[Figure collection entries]
-.-.-

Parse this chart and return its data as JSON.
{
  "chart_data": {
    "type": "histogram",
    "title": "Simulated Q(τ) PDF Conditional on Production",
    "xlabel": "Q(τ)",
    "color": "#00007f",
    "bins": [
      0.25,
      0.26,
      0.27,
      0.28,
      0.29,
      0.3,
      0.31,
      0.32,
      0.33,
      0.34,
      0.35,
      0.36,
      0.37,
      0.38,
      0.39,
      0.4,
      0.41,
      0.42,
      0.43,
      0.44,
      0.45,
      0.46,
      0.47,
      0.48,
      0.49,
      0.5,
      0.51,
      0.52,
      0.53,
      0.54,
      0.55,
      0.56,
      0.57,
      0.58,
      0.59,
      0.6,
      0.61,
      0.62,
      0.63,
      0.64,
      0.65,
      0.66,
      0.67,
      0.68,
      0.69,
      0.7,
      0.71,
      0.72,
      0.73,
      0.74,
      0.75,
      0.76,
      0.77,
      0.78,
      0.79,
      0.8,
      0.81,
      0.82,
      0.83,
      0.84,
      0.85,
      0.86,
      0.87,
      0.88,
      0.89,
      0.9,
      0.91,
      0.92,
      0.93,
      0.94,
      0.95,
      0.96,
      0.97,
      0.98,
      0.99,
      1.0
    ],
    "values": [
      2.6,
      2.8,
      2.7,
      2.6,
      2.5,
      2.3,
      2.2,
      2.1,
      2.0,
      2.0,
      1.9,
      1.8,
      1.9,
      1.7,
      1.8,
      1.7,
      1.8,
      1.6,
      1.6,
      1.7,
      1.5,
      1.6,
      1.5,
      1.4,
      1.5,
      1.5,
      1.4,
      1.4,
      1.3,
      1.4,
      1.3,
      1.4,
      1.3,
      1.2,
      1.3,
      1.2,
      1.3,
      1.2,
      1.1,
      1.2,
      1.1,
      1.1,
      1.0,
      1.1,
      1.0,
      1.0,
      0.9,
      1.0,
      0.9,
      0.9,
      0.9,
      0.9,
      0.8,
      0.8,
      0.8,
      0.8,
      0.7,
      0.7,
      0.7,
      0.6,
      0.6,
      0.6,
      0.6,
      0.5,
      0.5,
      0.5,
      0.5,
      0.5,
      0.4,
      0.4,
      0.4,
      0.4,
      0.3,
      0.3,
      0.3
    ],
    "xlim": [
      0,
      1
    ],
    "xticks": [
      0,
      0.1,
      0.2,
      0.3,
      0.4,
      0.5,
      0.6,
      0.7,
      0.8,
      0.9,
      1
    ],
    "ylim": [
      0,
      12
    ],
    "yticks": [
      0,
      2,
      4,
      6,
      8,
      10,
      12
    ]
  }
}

-.-.-

• TO DO
Transcribe the full listing above without leaving anything out.

• EXPECTED OUTPUT
Parse this chart and return its data as JSON.
{
  "chart_data": {
    "type": "histogram",
    "title": "Simulated Q(τ) PDF Conditional on Production",
    "xlabel": "Q(τ)",
    "color": "#00007f",
    "bins": [
      0.25,
      0.26,
      0.27,
      0.28,
      0.29,
      0.3,
      0.31,
      0.32,
      0.33,
      0.34,
      0.35,
      0.36,
      0.37,
      0.38,
      0.39,
      0.4,
      0.41,
      0.42,
      0.43,
      0.44,
      0.45,
      0.46,
      0.47,
      0.48,
      0.49,
      0.5,
      0.51,
      0.52,
      0.53,
      0.54,
      0.55,
      0.56,
      0.57,
      0.58,
      0.59,
      0.6,
      0.61,
      0.62,
      0.63,
      0.64,
      0.65,
      0.66,
      0.67,
      0.68,
      0.69,
      0.7,
      0.71,
      0.72,
      0.73,
      0.74,
      0.75,
      0.76,
      0.77,
      0.78,
      0.79,
      0.8,
      0.81,
      0.82,
      0.83,
      0.84,
      0.85,
      0.86,
      0.87,
      0.88,
      0.89,
      0.9,
      0.91,
      0.92,
      0.93,
      0.94,
      0.95,
      0.96,
      0.97,
      0.98,
      0.99,
      1.0
    ],
    "values": [
      2.6,
      2.8,
      2.7,
      2.6,
      2.5,
      2.3,
      2.2,
      2.1,
      2.0,
      2.0,
      1.9,
      1.8,
      1.9,
      1.7,
      1.8,
      1.7,
      1.8,
      1.6,
      1.6,
      1.7,
      1.5,
      1.6,
      1.5,
      1.4,
      1.5,
      1.5,
      1.4,
      1.4,
      1.3,
      1.4,
      1.3,
      1.4,
      1.3,
      1.2,
      1.3,
      1.2,
      1.3,
      1.2,
      1.1,
      1.2,
      1.1,
      1.1,
      1.0,
      1.1,
      1.0,
      1.0,
      0.9,
      1.0,
      0.9,
      0.9,
      0.9,
      0.9,
      0.8,
      0.8,
      0.8,
      0.8,
      0.7,
      0.7,
      0.7,
      0.6,
      0.6,
      0.6,
      0.6,
      0.5,
      0.5,
      0.5,
      0.5,
      0.5,
      0.4,
      0.4,
      0.4,
      0.4,
      0.3,
      0.3,
      0.3
    ],
    "xlim": [
      0,
      1
    ],
    "xticks": [
      0,
      0.1,
      0.2,
      0.3,
      0.4,
      0.5,
      0.6,
      0.7,
      0.8,
      0.9,
      1
    ],
    "ylim": [
      0,
      12
    ],
    "yticks": [
      0,
      2,
      4,
      6,
      8,
      10,
      12
    ]
  }
}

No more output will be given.